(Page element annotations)
■ ■ ■ ■ ■

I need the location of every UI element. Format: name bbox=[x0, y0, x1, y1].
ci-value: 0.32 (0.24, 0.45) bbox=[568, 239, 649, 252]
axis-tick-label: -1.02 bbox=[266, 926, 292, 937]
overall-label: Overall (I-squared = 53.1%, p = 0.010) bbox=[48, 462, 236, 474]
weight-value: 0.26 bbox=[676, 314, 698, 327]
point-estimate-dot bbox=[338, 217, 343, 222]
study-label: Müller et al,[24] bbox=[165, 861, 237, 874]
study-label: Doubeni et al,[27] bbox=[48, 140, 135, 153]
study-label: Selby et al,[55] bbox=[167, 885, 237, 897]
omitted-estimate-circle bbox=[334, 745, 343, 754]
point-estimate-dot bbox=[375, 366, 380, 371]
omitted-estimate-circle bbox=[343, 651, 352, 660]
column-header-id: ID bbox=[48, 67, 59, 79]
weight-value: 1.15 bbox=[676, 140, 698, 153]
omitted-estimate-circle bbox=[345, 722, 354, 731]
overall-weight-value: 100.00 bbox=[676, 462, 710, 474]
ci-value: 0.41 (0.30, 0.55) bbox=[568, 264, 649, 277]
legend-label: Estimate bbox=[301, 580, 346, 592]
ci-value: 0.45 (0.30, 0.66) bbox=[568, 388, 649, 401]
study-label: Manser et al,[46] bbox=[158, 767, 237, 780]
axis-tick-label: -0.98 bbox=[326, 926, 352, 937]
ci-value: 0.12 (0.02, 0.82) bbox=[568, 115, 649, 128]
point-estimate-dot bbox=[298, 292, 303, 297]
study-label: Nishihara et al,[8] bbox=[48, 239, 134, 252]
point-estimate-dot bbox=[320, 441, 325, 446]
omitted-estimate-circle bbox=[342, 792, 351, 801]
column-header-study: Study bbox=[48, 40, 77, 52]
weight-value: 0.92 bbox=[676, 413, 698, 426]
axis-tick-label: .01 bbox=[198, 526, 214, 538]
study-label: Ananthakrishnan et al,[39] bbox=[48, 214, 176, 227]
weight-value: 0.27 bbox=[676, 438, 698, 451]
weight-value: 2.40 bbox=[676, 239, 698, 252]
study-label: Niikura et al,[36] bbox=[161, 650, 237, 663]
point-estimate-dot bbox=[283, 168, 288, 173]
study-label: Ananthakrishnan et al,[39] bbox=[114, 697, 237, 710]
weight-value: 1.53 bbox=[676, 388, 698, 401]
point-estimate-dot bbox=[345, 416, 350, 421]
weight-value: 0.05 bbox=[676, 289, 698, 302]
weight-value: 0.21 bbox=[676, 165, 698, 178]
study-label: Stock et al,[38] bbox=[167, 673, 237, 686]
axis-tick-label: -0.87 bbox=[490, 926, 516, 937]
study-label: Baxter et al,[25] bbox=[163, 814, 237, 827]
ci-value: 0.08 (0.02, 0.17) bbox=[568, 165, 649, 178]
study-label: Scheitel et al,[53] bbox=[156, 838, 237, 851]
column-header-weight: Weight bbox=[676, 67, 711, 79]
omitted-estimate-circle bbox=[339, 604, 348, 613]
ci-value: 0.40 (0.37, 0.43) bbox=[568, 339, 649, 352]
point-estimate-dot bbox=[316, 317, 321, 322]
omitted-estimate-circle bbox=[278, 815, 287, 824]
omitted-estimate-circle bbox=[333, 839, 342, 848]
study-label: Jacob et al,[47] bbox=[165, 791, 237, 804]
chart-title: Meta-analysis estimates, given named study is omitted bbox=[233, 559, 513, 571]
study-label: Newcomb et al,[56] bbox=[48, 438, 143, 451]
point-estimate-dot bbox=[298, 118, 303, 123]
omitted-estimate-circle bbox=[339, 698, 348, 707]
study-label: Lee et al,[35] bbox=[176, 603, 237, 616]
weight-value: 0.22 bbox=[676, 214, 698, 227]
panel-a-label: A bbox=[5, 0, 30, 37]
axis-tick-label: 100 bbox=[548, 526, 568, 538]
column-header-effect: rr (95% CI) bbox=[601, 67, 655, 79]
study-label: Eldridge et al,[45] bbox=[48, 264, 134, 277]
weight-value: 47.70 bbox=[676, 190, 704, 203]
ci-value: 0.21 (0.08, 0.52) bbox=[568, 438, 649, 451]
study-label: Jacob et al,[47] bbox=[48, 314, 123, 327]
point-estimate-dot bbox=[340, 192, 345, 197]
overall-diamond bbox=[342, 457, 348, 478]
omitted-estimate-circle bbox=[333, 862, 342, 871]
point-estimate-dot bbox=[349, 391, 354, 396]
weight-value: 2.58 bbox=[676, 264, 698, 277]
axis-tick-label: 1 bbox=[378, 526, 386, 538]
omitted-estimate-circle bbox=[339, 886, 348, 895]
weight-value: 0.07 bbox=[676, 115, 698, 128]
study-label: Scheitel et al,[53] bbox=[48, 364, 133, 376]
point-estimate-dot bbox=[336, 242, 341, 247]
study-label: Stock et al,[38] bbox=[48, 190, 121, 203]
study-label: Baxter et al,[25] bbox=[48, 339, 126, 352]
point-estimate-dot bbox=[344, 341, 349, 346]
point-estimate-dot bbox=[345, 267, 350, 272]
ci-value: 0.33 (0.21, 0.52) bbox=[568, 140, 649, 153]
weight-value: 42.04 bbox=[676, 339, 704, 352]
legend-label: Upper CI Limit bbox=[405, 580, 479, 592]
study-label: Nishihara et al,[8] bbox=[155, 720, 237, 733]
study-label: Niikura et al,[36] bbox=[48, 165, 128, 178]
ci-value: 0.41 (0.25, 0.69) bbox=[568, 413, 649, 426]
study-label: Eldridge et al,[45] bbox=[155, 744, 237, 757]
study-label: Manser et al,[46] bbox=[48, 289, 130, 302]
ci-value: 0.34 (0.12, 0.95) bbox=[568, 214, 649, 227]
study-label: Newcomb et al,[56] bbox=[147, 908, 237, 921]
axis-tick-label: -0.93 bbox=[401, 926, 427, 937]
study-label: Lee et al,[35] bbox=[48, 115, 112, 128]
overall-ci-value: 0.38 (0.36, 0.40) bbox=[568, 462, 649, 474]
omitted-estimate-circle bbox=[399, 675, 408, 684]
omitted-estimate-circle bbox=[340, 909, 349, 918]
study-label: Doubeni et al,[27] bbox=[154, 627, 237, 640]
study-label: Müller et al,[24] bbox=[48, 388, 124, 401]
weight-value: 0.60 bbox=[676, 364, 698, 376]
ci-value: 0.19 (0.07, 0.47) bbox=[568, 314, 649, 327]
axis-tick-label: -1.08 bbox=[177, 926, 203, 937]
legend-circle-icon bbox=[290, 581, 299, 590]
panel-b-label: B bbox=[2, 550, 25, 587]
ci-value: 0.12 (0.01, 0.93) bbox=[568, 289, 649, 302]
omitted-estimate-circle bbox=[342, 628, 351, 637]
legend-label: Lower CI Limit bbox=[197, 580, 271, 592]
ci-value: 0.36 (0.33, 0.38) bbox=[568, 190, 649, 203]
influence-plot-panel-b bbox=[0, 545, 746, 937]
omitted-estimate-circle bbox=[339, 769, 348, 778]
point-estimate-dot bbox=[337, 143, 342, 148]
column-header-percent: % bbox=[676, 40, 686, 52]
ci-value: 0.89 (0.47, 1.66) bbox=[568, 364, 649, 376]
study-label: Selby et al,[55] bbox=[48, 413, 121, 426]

■ ■ ■ ■ ■

** Given problem **
Copy out the listing again, substituting "omitted-estimate-marker" for each "omitted-estimate-circle" and keeping every other character the same.

** Correct answer **
I need the location of every UI element. Format: name bbox=[x0, y0, x1, y1].
ci-value: 0.32 (0.24, 0.45) bbox=[568, 239, 649, 252]
axis-tick-label: -1.02 bbox=[266, 926, 292, 937]
overall-label: Overall (I-squared = 53.1%, p = 0.010) bbox=[48, 462, 236, 474]
weight-value: 0.26 bbox=[676, 314, 698, 327]
point-estimate-dot bbox=[338, 217, 343, 222]
study-label: Müller et al,[24] bbox=[165, 861, 237, 874]
study-label: Doubeni et al,[27] bbox=[48, 140, 135, 153]
study-label: Selby et al,[55] bbox=[167, 885, 237, 897]
omitted-estimate-marker bbox=[334, 745, 343, 754]
point-estimate-dot bbox=[375, 366, 380, 371]
omitted-estimate-marker bbox=[343, 651, 352, 660]
column-header-id: ID bbox=[48, 67, 59, 79]
weight-value: 1.15 bbox=[676, 140, 698, 153]
omitted-estimate-marker bbox=[345, 722, 354, 731]
overall-weight-value: 100.00 bbox=[676, 462, 710, 474]
ci-value: 0.41 (0.30, 0.55) bbox=[568, 264, 649, 277]
legend-label: Estimate bbox=[301, 580, 346, 592]
ci-value: 0.45 (0.30, 0.66) bbox=[568, 388, 649, 401]
study-label: Manser et al,[46] bbox=[158, 767, 237, 780]
axis-tick-label: -0.98 bbox=[326, 926, 352, 937]
ci-value: 0.12 (0.02, 0.82) bbox=[568, 115, 649, 128]
point-estimate-dot bbox=[298, 292, 303, 297]
study-label: Nishihara et al,[8] bbox=[48, 239, 134, 252]
point-estimate-dot bbox=[320, 441, 325, 446]
omitted-estimate-marker bbox=[342, 792, 351, 801]
column-header-study: Study bbox=[48, 40, 77, 52]
weight-value: 0.92 bbox=[676, 413, 698, 426]
axis-tick-label: .01 bbox=[198, 526, 214, 538]
study-label: Ananthakrishnan et al,[39] bbox=[48, 214, 176, 227]
weight-value: 0.27 bbox=[676, 438, 698, 451]
weight-value: 2.40 bbox=[676, 239, 698, 252]
study-label: Niikura et al,[36] bbox=[161, 650, 237, 663]
point-estimate-dot bbox=[283, 168, 288, 173]
study-label: Ananthakrishnan et al,[39] bbox=[114, 697, 237, 710]
weight-value: 1.53 bbox=[676, 388, 698, 401]
point-estimate-dot bbox=[345, 416, 350, 421]
weight-value: 0.05 bbox=[676, 289, 698, 302]
weight-value: 0.21 bbox=[676, 165, 698, 178]
study-label: Stock et al,[38] bbox=[167, 673, 237, 686]
axis-tick-label: -0.87 bbox=[490, 926, 516, 937]
study-label: Baxter et al,[25] bbox=[163, 814, 237, 827]
ci-value: 0.08 (0.02, 0.17) bbox=[568, 165, 649, 178]
study-label: Scheitel et al,[53] bbox=[156, 838, 237, 851]
column-header-weight: Weight bbox=[676, 67, 711, 79]
omitted-estimate-marker bbox=[339, 604, 348, 613]
ci-value: 0.40 (0.37, 0.43) bbox=[568, 339, 649, 352]
point-estimate-dot bbox=[316, 317, 321, 322]
omitted-estimate-marker bbox=[278, 815, 287, 824]
omitted-estimate-marker bbox=[333, 839, 342, 848]
study-label: Jacob et al,[47] bbox=[165, 791, 237, 804]
chart-title: Meta-analysis estimates, given named study is omitted bbox=[233, 559, 513, 571]
study-label: Newcomb et al,[56] bbox=[48, 438, 143, 451]
point-estimate-dot bbox=[298, 118, 303, 123]
omitted-estimate-marker bbox=[339, 698, 348, 707]
study-label: Lee et al,[35] bbox=[176, 603, 237, 616]
weight-value: 0.22 bbox=[676, 214, 698, 227]
panel-a-label: A bbox=[5, 0, 30, 37]
axis-tick-label: 100 bbox=[548, 526, 568, 538]
column-header-effect: rr (95% CI) bbox=[601, 67, 655, 79]
study-label: Eldridge et al,[45] bbox=[48, 264, 134, 277]
weight-value: 47.70 bbox=[676, 190, 704, 203]
ci-value: 0.21 (0.08, 0.52) bbox=[568, 438, 649, 451]
study-label: Jacob et al,[47] bbox=[48, 314, 123, 327]
point-estimate-dot bbox=[340, 192, 345, 197]
overall-diamond bbox=[342, 457, 348, 478]
omitted-estimate-marker bbox=[333, 862, 342, 871]
point-estimate-dot bbox=[349, 391, 354, 396]
weight-value: 2.58 bbox=[676, 264, 698, 277]
axis-tick-label: 1 bbox=[378, 526, 386, 538]
omitted-estimate-marker bbox=[339, 886, 348, 895]
weight-value: 0.07 bbox=[676, 115, 698, 128]
study-label: Scheitel et al,[53] bbox=[48, 364, 133, 376]
point-estimate-dot bbox=[336, 242, 341, 247]
study-label: Stock et al,[38] bbox=[48, 190, 121, 203]
study-label: Baxter et al,[25] bbox=[48, 339, 126, 352]
point-estimate-dot bbox=[344, 341, 349, 346]
point-estimate-dot bbox=[345, 267, 350, 272]
ci-value: 0.33 (0.21, 0.52) bbox=[568, 140, 649, 153]
weight-value: 42.04 bbox=[676, 339, 704, 352]
legend-label: Upper CI Limit bbox=[405, 580, 479, 592]
study-label: Nishihara et al,[8] bbox=[155, 720, 237, 733]
study-label: Niikura et al,[36] bbox=[48, 165, 128, 178]
ci-value: 0.41 (0.25, 0.69) bbox=[568, 413, 649, 426]
study-label: Eldridge et al,[45] bbox=[155, 744, 237, 757]
study-label: Manser et al,[46] bbox=[48, 289, 130, 302]
ci-value: 0.34 (0.12, 0.95) bbox=[568, 214, 649, 227]
study-label: Newcomb et al,[56] bbox=[147, 908, 237, 921]
axis-tick-label: -0.93 bbox=[401, 926, 427, 937]
study-label: Lee et al,[35] bbox=[48, 115, 112, 128]
overall-ci-value: 0.38 (0.36, 0.40) bbox=[568, 462, 649, 474]
omitted-estimate-marker bbox=[399, 675, 408, 684]
omitted-estimate-marker bbox=[340, 909, 349, 918]
study-label: Doubeni et al,[27] bbox=[154, 627, 237, 640]
study-label: Müller et al,[24] bbox=[48, 388, 124, 401]
weight-value: 0.60 bbox=[676, 364, 698, 376]
ci-value: 0.19 (0.07, 0.47) bbox=[568, 314, 649, 327]
axis-tick-label: -1.08 bbox=[177, 926, 203, 937]
legend-circle-icon bbox=[290, 581, 299, 590]
panel-b-label: B bbox=[2, 550, 25, 587]
ci-value: 0.12 (0.01, 0.93) bbox=[568, 289, 649, 302]
omitted-estimate-marker bbox=[342, 628, 351, 637]
legend-label: Lower CI Limit bbox=[197, 580, 271, 592]
ci-value: 0.36 (0.33, 0.38) bbox=[568, 190, 649, 203]
influence-plot-panel-b bbox=[0, 545, 746, 937]
omitted-estimate-marker bbox=[339, 769, 348, 778]
point-estimate-dot bbox=[337, 143, 342, 148]
column-header-percent: % bbox=[676, 40, 686, 52]
ci-value: 0.89 (0.47, 1.66) bbox=[568, 364, 649, 376]
study-label: Selby et al,[55] bbox=[48, 413, 121, 426]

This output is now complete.